• [TASK OBJECTIVE]: The records below are split into lines. How many of those lines contain the string "Interno"? Reply with the number only.

──────

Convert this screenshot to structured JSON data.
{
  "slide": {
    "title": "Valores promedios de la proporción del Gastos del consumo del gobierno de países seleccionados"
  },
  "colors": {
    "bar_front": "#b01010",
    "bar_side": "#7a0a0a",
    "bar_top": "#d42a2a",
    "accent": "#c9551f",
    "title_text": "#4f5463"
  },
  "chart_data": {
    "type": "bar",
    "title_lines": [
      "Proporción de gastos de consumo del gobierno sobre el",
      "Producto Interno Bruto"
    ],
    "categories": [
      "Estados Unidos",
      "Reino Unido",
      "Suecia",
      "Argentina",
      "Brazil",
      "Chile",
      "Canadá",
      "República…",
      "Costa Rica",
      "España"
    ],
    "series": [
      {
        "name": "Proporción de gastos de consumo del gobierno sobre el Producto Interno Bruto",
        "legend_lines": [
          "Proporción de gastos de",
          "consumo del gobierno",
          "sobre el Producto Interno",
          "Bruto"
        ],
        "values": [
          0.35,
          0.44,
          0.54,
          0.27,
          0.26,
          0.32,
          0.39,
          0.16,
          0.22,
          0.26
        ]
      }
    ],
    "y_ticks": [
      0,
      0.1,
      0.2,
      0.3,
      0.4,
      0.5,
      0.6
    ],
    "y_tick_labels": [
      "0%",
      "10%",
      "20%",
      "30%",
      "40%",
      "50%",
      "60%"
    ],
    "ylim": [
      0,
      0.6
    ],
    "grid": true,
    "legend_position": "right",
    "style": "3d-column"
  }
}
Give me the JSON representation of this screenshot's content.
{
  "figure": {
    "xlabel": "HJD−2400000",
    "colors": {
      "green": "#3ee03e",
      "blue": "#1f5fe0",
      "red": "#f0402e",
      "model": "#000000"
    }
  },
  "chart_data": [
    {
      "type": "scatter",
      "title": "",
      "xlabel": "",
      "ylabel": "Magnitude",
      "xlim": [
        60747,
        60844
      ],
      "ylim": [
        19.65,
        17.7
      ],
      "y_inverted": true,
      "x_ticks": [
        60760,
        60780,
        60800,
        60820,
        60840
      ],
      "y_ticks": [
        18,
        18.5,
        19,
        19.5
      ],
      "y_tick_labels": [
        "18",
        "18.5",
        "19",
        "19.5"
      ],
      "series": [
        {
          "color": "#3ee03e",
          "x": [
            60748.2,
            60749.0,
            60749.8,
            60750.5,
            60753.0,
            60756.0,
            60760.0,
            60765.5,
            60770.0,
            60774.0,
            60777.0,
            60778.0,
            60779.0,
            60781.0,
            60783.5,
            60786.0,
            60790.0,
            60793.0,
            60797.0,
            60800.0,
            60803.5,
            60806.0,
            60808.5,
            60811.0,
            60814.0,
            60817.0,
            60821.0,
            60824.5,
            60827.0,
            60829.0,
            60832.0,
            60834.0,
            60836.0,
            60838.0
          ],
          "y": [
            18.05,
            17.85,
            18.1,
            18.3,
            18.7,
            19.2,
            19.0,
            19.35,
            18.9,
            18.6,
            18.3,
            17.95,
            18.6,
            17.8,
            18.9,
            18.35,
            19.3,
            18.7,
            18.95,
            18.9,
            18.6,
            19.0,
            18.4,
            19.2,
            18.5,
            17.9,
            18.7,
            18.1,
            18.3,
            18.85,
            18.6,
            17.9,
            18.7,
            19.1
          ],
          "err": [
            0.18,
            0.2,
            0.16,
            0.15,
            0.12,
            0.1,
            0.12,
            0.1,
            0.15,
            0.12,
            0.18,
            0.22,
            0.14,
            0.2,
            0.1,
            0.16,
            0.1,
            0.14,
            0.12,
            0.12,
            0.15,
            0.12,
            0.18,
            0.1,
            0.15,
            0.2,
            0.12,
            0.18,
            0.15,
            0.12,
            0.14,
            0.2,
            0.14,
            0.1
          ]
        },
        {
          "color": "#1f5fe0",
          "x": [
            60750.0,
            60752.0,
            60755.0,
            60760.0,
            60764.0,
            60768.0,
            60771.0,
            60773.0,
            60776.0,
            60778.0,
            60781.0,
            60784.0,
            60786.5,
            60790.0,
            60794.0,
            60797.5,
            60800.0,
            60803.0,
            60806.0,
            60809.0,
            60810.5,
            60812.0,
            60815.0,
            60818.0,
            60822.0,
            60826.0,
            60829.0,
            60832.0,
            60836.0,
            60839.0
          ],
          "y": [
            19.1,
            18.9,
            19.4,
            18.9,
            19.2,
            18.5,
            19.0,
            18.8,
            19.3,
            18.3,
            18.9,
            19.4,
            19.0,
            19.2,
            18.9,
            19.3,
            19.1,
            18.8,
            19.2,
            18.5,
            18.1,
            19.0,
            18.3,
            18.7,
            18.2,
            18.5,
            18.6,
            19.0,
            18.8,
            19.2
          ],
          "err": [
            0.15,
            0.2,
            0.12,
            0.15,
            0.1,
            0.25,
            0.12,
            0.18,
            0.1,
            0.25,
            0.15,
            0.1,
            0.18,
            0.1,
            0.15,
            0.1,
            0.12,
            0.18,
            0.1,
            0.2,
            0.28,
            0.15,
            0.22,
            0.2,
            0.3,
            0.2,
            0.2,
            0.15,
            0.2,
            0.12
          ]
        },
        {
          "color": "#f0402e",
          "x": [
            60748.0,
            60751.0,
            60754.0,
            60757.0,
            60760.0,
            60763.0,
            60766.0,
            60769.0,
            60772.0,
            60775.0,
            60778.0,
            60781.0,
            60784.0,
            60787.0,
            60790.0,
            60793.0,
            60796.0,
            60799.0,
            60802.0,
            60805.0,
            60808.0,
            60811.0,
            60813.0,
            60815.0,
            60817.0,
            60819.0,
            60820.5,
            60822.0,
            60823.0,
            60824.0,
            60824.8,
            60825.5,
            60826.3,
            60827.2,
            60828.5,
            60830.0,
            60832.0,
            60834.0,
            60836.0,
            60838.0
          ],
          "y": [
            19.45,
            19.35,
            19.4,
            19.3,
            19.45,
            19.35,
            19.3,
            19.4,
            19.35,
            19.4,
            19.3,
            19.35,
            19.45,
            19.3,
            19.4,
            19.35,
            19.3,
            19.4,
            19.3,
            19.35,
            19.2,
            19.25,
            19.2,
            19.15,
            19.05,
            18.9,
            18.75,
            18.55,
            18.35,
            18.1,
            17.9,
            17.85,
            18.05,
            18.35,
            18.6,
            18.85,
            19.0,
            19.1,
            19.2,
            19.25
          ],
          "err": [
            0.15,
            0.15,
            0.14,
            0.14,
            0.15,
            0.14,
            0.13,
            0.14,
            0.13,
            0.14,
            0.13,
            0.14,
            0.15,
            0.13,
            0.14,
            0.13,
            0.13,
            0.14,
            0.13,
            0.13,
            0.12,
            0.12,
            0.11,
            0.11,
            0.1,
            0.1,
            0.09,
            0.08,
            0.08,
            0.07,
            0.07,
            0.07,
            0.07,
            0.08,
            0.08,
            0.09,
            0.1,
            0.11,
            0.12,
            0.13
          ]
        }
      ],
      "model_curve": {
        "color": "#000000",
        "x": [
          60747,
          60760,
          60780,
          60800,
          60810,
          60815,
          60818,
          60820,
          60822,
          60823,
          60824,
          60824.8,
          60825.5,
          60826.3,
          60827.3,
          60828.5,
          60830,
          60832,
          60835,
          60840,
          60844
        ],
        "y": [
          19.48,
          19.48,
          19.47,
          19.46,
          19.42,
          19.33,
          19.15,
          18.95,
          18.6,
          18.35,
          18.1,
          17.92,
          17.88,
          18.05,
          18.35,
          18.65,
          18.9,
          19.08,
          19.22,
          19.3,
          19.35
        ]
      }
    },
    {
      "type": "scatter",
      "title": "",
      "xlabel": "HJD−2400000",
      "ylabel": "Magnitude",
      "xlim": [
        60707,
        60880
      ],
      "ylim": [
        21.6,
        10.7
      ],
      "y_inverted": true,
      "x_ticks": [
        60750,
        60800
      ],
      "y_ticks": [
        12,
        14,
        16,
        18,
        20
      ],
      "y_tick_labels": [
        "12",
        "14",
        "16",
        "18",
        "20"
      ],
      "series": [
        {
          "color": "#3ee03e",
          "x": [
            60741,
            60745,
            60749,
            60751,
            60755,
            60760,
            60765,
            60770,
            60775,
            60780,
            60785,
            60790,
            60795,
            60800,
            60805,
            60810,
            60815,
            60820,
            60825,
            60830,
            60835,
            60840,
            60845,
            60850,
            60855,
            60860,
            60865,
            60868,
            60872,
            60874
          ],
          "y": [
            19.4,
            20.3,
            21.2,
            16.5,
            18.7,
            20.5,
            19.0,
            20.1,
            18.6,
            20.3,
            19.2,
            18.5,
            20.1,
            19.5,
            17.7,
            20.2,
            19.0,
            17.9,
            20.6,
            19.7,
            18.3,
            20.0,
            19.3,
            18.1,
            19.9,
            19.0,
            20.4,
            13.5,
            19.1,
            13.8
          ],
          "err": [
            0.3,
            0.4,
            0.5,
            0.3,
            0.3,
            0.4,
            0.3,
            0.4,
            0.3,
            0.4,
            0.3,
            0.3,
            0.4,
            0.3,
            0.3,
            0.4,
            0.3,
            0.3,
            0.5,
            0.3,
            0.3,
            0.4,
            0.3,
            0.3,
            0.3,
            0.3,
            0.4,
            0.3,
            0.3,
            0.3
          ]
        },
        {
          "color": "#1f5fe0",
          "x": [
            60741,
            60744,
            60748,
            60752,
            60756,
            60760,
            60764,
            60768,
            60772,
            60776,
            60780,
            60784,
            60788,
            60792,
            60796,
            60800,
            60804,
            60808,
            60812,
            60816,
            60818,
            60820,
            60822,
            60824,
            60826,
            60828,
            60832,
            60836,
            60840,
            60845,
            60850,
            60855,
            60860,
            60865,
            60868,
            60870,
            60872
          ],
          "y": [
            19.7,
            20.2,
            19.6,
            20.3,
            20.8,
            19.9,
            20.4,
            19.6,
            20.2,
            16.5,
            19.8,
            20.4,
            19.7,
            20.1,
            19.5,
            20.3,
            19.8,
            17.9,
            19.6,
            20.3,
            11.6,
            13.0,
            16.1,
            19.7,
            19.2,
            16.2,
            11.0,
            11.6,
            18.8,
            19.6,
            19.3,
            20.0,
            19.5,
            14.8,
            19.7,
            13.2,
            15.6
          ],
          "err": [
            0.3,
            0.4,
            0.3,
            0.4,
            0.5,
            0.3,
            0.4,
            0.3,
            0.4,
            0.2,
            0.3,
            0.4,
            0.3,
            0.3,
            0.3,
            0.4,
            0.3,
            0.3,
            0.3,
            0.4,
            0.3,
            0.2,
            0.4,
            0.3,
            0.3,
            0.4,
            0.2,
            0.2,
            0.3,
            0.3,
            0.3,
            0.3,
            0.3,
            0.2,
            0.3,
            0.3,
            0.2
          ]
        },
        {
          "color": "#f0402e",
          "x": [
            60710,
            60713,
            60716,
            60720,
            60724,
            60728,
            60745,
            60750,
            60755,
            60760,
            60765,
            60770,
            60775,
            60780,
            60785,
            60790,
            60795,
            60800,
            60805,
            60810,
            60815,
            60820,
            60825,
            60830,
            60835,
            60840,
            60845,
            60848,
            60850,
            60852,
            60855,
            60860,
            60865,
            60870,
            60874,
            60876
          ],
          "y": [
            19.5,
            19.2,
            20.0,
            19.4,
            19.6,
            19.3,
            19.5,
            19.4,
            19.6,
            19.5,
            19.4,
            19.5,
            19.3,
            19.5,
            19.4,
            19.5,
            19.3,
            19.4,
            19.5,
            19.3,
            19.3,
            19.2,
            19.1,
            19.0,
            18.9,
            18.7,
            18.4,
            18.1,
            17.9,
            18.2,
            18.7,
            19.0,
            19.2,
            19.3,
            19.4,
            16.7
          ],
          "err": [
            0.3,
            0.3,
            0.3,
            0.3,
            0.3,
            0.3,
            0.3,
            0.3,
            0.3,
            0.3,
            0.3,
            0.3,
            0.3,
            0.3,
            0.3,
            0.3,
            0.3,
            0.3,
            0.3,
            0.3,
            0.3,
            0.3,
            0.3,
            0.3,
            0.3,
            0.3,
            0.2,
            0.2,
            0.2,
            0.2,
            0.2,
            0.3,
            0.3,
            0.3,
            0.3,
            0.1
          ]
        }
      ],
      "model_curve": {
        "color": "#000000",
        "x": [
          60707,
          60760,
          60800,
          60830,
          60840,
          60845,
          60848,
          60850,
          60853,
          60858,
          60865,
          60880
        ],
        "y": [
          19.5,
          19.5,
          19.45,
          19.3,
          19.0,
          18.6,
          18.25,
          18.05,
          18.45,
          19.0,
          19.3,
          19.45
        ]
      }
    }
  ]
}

──────

• [TASK RESPONSE]: 3